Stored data
══════════

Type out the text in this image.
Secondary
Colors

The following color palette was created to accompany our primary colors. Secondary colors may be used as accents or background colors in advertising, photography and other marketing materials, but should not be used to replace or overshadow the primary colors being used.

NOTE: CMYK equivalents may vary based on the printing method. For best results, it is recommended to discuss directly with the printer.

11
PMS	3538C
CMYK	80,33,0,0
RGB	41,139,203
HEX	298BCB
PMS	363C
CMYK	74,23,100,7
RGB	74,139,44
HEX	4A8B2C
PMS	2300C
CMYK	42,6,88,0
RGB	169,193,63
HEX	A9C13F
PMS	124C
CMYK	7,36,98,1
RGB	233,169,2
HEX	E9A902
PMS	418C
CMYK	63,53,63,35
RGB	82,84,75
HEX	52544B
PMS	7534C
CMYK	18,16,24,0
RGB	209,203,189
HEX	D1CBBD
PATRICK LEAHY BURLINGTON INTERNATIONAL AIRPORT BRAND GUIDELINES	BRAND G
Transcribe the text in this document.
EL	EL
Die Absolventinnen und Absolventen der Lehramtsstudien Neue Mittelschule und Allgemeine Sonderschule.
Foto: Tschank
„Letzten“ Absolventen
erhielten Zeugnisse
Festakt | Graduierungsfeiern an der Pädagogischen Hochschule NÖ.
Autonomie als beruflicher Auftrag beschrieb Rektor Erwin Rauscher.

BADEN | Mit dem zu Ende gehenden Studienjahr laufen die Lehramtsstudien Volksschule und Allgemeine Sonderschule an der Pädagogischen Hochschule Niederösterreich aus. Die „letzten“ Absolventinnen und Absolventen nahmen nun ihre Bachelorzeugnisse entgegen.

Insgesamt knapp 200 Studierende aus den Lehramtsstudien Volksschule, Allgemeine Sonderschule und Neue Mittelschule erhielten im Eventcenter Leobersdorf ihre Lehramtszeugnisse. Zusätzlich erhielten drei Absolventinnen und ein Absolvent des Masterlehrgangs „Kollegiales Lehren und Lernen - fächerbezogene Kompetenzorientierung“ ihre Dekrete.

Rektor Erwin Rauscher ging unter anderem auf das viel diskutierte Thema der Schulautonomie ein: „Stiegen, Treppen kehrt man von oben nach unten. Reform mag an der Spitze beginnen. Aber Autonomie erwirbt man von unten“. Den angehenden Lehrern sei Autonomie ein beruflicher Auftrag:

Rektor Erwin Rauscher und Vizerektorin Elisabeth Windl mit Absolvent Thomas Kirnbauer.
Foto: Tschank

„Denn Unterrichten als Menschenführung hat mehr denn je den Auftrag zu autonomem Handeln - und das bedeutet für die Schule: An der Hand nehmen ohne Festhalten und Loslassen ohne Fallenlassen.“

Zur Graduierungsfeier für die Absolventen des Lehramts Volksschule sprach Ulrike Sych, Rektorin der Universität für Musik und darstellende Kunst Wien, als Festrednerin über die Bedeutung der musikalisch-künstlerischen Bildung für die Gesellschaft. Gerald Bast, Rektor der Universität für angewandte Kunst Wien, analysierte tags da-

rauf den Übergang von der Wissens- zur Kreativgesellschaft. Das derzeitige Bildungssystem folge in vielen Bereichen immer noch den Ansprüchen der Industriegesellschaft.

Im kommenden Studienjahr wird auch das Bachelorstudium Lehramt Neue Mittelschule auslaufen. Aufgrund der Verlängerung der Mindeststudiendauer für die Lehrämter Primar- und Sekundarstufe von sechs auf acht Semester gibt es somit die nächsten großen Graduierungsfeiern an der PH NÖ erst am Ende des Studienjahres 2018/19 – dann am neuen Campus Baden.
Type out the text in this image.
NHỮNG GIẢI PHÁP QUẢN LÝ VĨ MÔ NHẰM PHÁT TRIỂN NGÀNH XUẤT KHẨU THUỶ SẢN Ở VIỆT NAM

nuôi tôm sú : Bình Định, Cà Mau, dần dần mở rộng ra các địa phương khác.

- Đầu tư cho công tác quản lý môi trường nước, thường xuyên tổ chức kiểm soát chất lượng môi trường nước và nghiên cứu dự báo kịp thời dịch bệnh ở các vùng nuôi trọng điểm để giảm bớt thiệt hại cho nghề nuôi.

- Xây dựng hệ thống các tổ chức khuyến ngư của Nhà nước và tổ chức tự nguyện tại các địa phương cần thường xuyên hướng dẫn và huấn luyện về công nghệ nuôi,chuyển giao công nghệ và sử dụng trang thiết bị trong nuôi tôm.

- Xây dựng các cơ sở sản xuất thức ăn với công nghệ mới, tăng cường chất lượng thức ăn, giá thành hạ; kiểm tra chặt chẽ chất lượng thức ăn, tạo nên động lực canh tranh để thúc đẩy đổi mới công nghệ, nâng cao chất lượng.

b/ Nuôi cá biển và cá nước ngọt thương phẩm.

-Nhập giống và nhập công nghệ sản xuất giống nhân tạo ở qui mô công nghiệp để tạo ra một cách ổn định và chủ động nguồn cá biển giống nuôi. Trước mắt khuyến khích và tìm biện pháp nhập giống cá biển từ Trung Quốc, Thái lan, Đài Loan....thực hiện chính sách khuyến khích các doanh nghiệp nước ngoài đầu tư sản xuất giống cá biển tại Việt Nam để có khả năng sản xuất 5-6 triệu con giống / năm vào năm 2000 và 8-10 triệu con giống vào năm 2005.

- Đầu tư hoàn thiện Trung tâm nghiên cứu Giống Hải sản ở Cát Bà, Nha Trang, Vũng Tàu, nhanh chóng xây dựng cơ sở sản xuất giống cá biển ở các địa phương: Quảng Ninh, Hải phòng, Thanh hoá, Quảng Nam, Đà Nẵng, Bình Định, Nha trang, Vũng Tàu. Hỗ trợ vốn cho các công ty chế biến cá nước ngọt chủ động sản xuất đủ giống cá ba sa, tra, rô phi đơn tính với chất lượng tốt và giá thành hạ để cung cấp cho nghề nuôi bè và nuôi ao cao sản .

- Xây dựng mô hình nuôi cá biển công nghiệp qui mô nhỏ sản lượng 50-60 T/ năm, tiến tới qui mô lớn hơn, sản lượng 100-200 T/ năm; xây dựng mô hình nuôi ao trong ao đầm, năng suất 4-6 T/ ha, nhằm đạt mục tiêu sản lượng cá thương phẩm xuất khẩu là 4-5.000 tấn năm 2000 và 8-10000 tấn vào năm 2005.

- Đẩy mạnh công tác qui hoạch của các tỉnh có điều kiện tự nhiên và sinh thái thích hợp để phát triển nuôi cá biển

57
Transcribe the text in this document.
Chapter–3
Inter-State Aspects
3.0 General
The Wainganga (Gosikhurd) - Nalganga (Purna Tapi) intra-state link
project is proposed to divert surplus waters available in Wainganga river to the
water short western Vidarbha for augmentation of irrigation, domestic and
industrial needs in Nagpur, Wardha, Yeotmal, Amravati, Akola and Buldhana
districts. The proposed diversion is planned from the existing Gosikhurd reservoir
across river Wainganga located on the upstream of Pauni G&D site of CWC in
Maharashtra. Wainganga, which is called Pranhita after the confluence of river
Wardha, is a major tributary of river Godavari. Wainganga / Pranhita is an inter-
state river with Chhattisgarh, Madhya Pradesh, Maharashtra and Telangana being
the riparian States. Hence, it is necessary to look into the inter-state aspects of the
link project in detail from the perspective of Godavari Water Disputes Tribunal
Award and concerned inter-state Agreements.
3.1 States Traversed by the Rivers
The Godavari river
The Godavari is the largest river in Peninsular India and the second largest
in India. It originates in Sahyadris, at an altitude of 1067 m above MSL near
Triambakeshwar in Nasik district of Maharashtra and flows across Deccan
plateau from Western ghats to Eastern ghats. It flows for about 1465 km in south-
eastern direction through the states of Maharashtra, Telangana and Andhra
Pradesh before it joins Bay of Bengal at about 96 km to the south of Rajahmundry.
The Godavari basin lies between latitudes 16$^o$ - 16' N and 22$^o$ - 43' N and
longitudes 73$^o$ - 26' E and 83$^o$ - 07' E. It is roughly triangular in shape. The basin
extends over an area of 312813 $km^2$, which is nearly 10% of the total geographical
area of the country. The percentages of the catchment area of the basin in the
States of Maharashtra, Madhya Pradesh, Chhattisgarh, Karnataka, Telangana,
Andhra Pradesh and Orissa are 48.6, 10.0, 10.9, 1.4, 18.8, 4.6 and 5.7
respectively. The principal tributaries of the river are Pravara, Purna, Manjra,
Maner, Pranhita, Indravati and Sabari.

══════════

## WRITTEN EXERCISE
Go through the listing above and return every line where the word "Trung" occurs.

## ANSWER TO THE TASK
-Nhập giống và nhập công nghệ sản xuất giống nhân tạo ở qui mô công nghiệp để tạo ra một cách ổn định và chủ động nguồn cá biển giống nuôi. Trước mắt khuyến khích và tìm biện pháp nhập giống cá biển từ Trung Quốc, Thái lan, Đài Loan....thực hiện chính sách khuyến khích các doanh nghiệp nước ngoài đầu tư sản xuất giống cá biển tại Việt Nam để có khả năng sản xuất 5-6 triệu con giống / năm vào năm 2000 và 8-10 triệu con giống vào năm 2005.
- Đầu tư hoàn thiện Trung tâm nghiên cứu Giống Hải sản ở Cát Bà, Nha Trang, Vũng Tàu, nhanh chóng xây dựng cơ sở sản xuất giống cá biển ở các địa phương: Quảng Ninh, Hải phòng, Thanh hoá, Quảng Nam, Đà Nẵng, Bình Định, Nha trang, Vũng Tàu. Hỗ trợ vốn cho các công ty chế biến cá nước ngọt chủ động sản xuất đủ giống cá ba sa, tra, rô phi đơn tính với chất lượng tốt và giá thành hạ để cung cấp cho nghề nuôi bè và nuôi ao cao sản .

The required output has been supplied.